Given exercise: All of the lines below are to be transcribed faithfully, with pictures excluded from the copy.

>> START Dataset records

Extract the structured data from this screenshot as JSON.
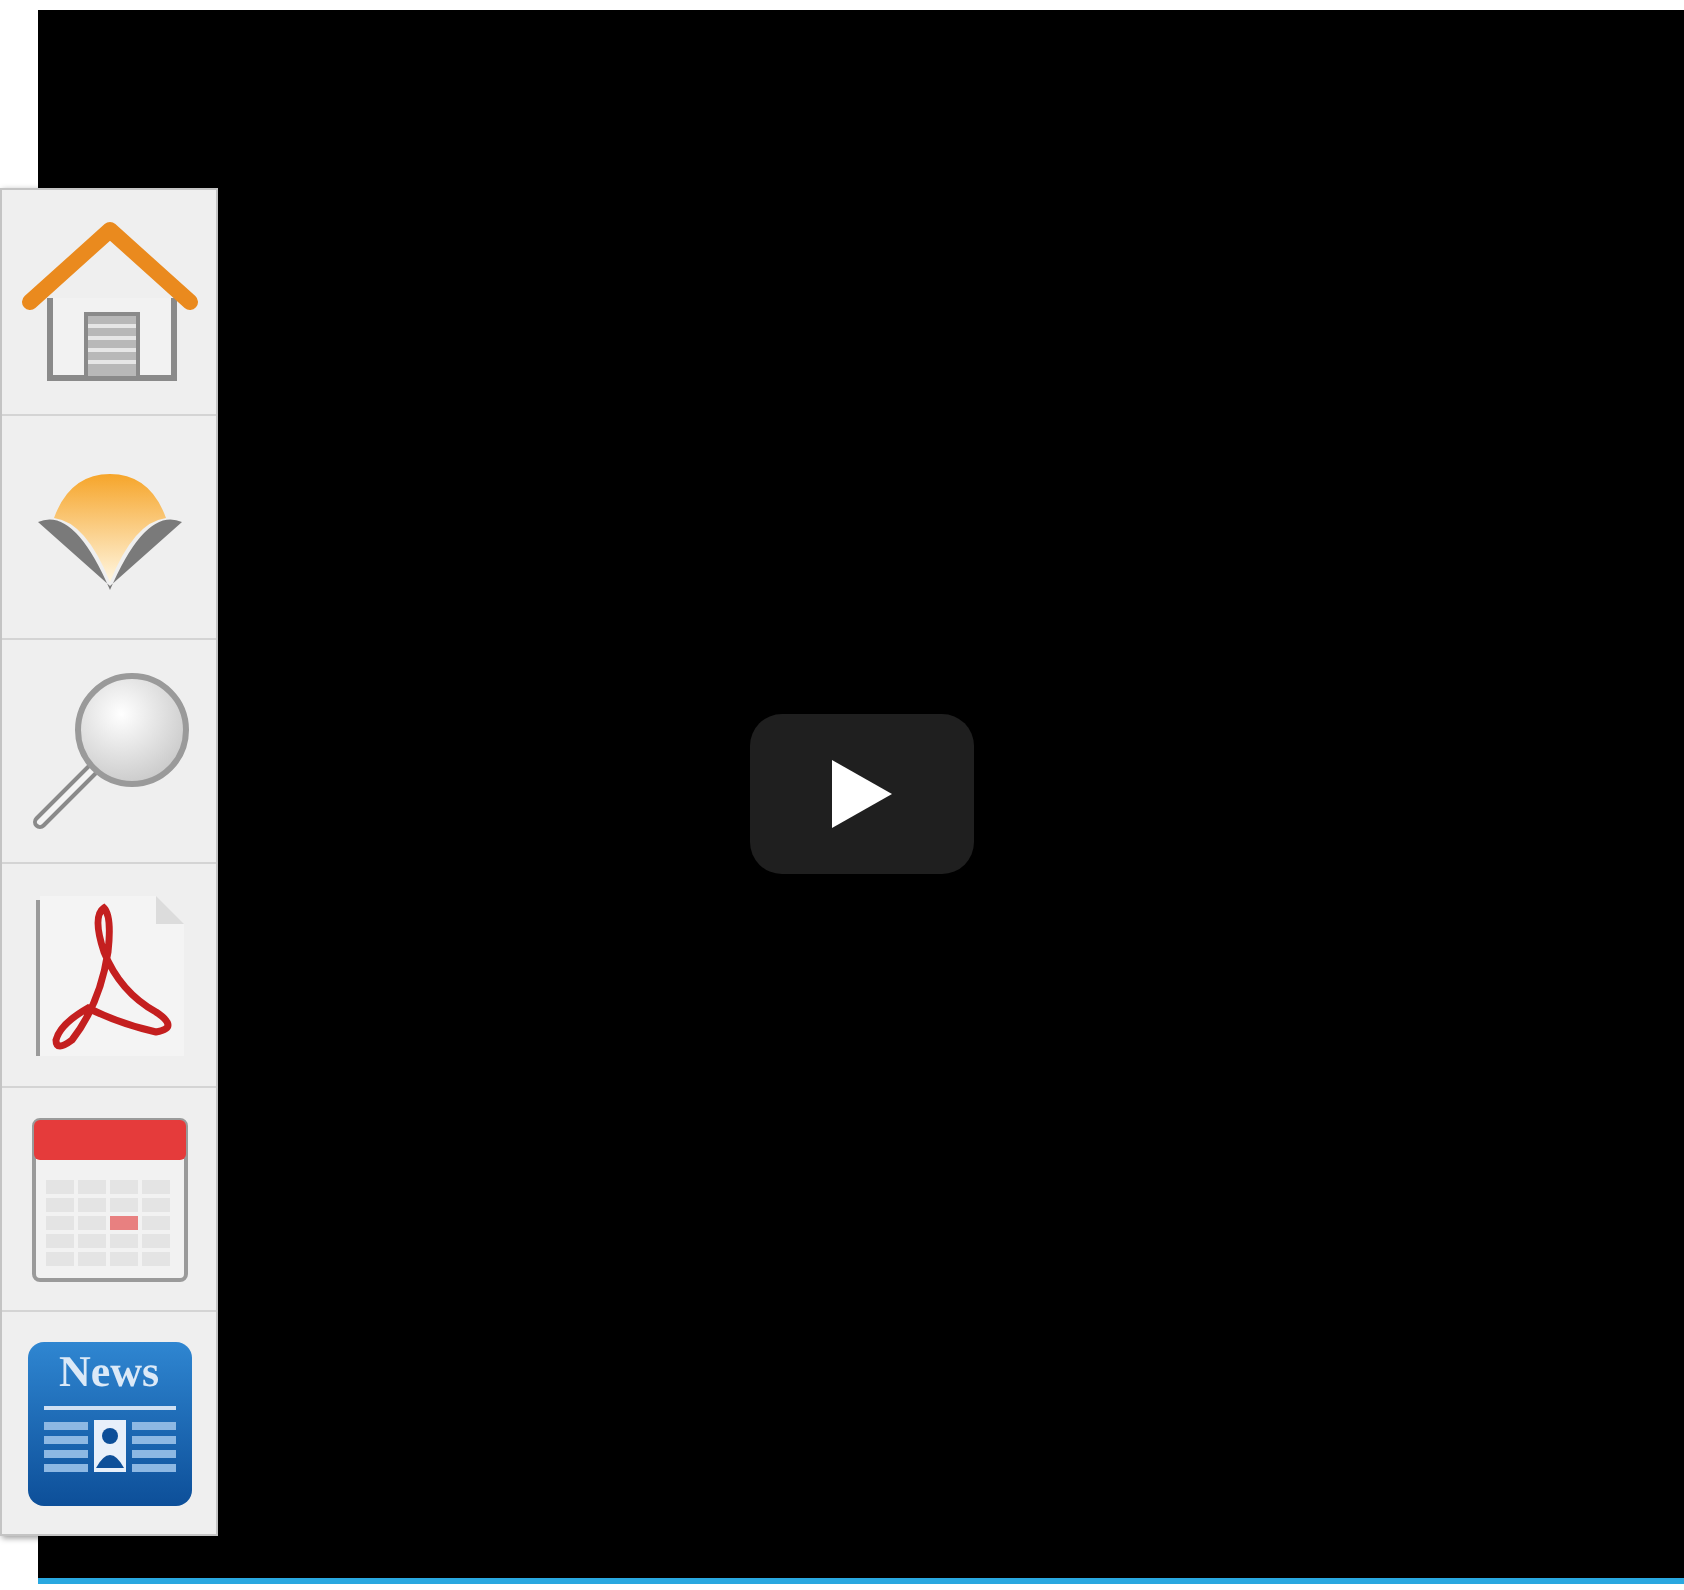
{
  "video": {
    "kind": "video",
    "play_button": true
  },
  "sidebar": {
    "items": [
      {
        "kind": "home"
      },
      {
        "kind": "bookmark"
      },
      {
        "kind": "search"
      },
      {
        "kind": "pdf"
      },
      {
        "kind": "calendar"
      },
      {
        "kind": "news",
        "label": "News"
      }
    ]
  }
}
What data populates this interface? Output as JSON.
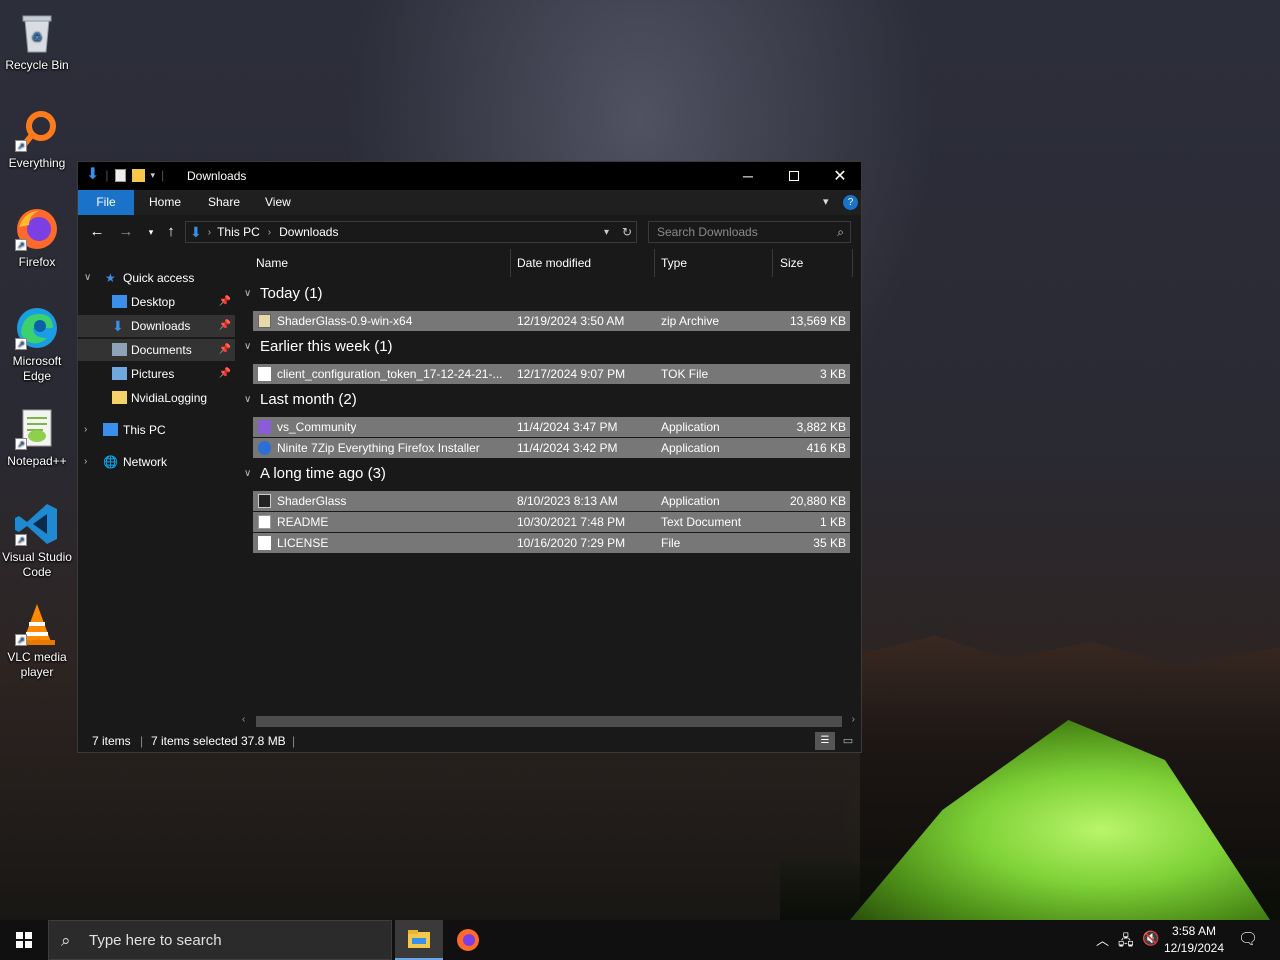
{
  "desktop": {
    "icons": [
      {
        "label": "Recycle Bin"
      },
      {
        "label": "Everything"
      },
      {
        "label": "Firefox"
      },
      {
        "label": "Microsoft Edge"
      },
      {
        "label": "Notepad++"
      },
      {
        "label": "Visual Studio Code"
      },
      {
        "label": "VLC media player"
      }
    ]
  },
  "window": {
    "title": "Downloads",
    "ribbon_tabs": [
      "File",
      "Home",
      "Share",
      "View"
    ],
    "breadcrumb": [
      "This PC",
      "Downloads"
    ],
    "search_placeholder": "Search Downloads",
    "nav": {
      "quick_access": "Quick access",
      "items": [
        "Desktop",
        "Downloads",
        "Documents",
        "Pictures",
        "NvidiaLogging"
      ],
      "this_pc": "This PC",
      "network": "Network"
    },
    "columns": [
      "Name",
      "Date modified",
      "Type",
      "Size"
    ],
    "groups": [
      {
        "label": "Today (1)",
        "files": [
          {
            "name": "ShaderGlass-0.9-win-x64",
            "date": "12/19/2024 3:50 AM",
            "type": "zip Archive",
            "size": "13,569 KB"
          }
        ]
      },
      {
        "label": "Earlier this week (1)",
        "files": [
          {
            "name": "client_configuration_token_17-12-24-21-...",
            "date": "12/17/2024 9:07 PM",
            "type": "TOK File",
            "size": "3 KB"
          }
        ]
      },
      {
        "label": "Last month (2)",
        "files": [
          {
            "name": "vs_Community",
            "date": "11/4/2024 3:47 PM",
            "type": "Application",
            "size": "3,882 KB"
          },
          {
            "name": "Ninite 7Zip Everything Firefox Installer",
            "date": "11/4/2024 3:42 PM",
            "type": "Application",
            "size": "416 KB"
          }
        ]
      },
      {
        "label": "A long time ago (3)",
        "files": [
          {
            "name": "ShaderGlass",
            "date": "8/10/2023 8:13 AM",
            "type": "Application",
            "size": "20,880 KB"
          },
          {
            "name": "README",
            "date": "10/30/2021 7:48 PM",
            "type": "Text Document",
            "size": "1 KB"
          },
          {
            "name": "LICENSE",
            "date": "10/16/2020 7:29 PM",
            "type": "File",
            "size": "35 KB"
          }
        ]
      }
    ],
    "status": {
      "items": "7 items",
      "selected": "7 items selected",
      "size": "37.8 MB"
    }
  },
  "taskbar": {
    "search_placeholder": "Type here to search",
    "time": "3:58 AM",
    "date": "12/19/2024"
  },
  "colors": {
    "accent": "#1a73c9",
    "selection": "#777777",
    "window_bg": "#191919"
  }
}
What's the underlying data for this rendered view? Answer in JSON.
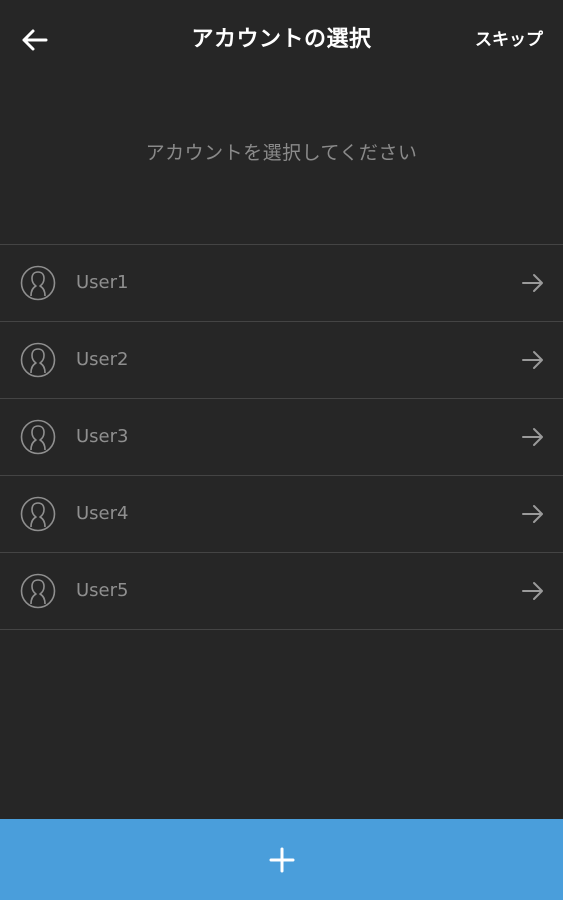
{
  "header": {
    "title": "アカウントの選択",
    "skip_label": "スキップ"
  },
  "subtitle": "アカウントを選択してください",
  "accounts": [
    {
      "name": "User1"
    },
    {
      "name": "User2"
    },
    {
      "name": "User3"
    },
    {
      "name": "User4"
    },
    {
      "name": "User5"
    }
  ],
  "icons": {
    "back": "back-arrow-icon",
    "avatar": "user-icon",
    "row_arrow": "arrow-right-icon",
    "add": "plus-icon"
  },
  "colors": {
    "background": "#262626",
    "accent": "#4a9edb",
    "divider": "#444444",
    "muted_text": "#8f8f8f"
  }
}
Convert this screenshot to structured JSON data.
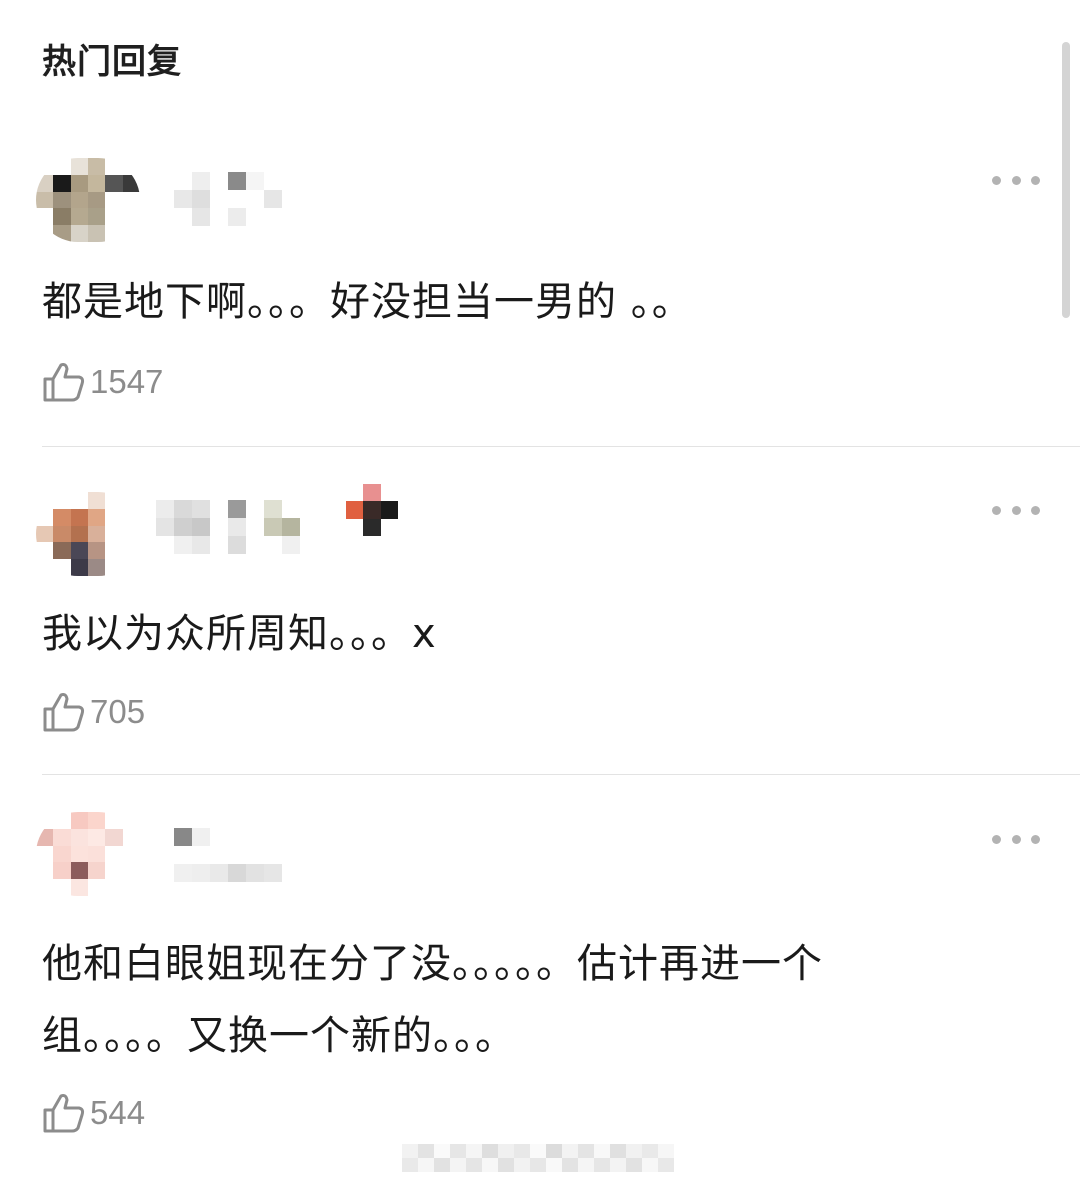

>> END Dataset records

Solution below:
Extract the structured data from this screenshot as JSON.
{
  "video": {
    "kind": "video",
    "play_button": true
  },
  "sidebar": {
    "items": [
      {
        "kind": "home"
      },
      {
        "kind": "bookmark"
      },
      {
        "kind": "search"
      },
      {
        "kind": "pdf"
      },
      {
        "kind": "calendar"
      },
      {
        "kind": "news",
        "label": "News"
      }
    ]
  }
}
What data populates this interface? Output as JSON.
{
  "desktop": {
    "icons": [
      {
        "label": "Recycle Bin"
      },
      {
        "label": "Everything"
      },
      {
        "label": "Firefox"
      },
      {
        "label": "Microsoft Edge"
      },
      {
        "label": "Notepad++"
      },
      {
        "label": "Visual Studio Code"
      },
      {
        "label": "VLC media player"
      }
    ]
  },
  "window": {
    "title": "Downloads",
    "ribbon_tabs": [
      "File",
      "Home",
      "Share",
      "View"
    ],
    "breadcrumb": [
      "This PC",
      "Downloads"
    ],
    "search_placeholder": "Search Downloads",
    "nav": {
      "quick_access": "Quick access",
      "items": [
        "Desktop",
        "Downloads",
        "Documents",
        "Pictures",
        "NvidiaLogging"
      ],
      "this_pc": "This PC",
      "network": "Network"
    },
    "columns": [
      "Name",
      "Date modified",
      "Type",
      "Size"
    ],
    "groups": [
      {
        "label": "Today (1)",
        "files": [
          {
            "name": "ShaderGlass-0.9-win-x64",
            "date": "12/19/2024 3:50 AM",
            "type": "zip Archive",
            "size": "13,569 KB"
          }
        ]
      },
      {
        "label": "Earlier this week (1)",
        "files": [
          {
            "name": "client_configuration_token_17-12-24-21-...",
            "date": "12/17/2024 9:07 PM",
            "type": "TOK File",
            "size": "3 KB"
          }
        ]
      },
      {
        "label": "Last month (2)",
        "files": [
          {
            "name": "vs_Community",
            "date": "11/4/2024 3:47 PM",
            "type": "Application",
            "size": "3,882 KB"
          },
          {
            "name": "Ninite 7Zip Everything Firefox Installer",
            "date": "11/4/2024 3:42 PM",
            "type": "Application",
            "size": "416 KB"
          }
        ]
      },
      {
        "label": "A long time ago (3)",
        "files": [
          {
            "name": "ShaderGlass",
            "date": "8/10/2023 8:13 AM",
            "type": "Application",
            "size": "20,880 KB"
          },
          {
            "name": "README",
            "date": "10/30/2021 7:48 PM",
            "type": "Text Document",
            "size": "1 KB"
          },
          {
            "name": "LICENSE",
            "date": "10/16/2020 7:29 PM",
            "type": "File",
            "size": "35 KB"
          }
        ]
      }
    ],
    "status": {
      "items": "7 items",
      "selected": "7 items selected",
      "size": "37.8 MB"
    }
  },
  "taskbar": {
    "search_placeholder": "Type here to search",
    "time": "3:58 AM",
    "date": "12/19/2024"
  },
  "colors": {
    "accent": "#1a73c9",
    "selection": "#777777",
    "window_bg": "#191919"
  }
}
What's the underlying data for this rendered view? Answer in JSON.
{
  "header": {
    "title": "アカウントの選択",
    "skip_label": "スキップ"
  },
  "subtitle": "アカウントを選択してください",
  "accounts": [
    {
      "name": "User1"
    },
    {
      "name": "User2"
    },
    {
      "name": "User3"
    },
    {
      "name": "User4"
    },
    {
      "name": "User5"
    }
  ],
  "icons": {
    "back": "back-arrow-icon",
    "avatar": "user-icon",
    "row_arrow": "arrow-right-icon",
    "add": "plus-icon"
  },
  "colors": {
    "background": "#262626",
    "accent": "#4a9edb",
    "divider": "#444444",
    "muted_text": "#8f8f8f"
  }
}
Convert this screenshot to structured JSON data.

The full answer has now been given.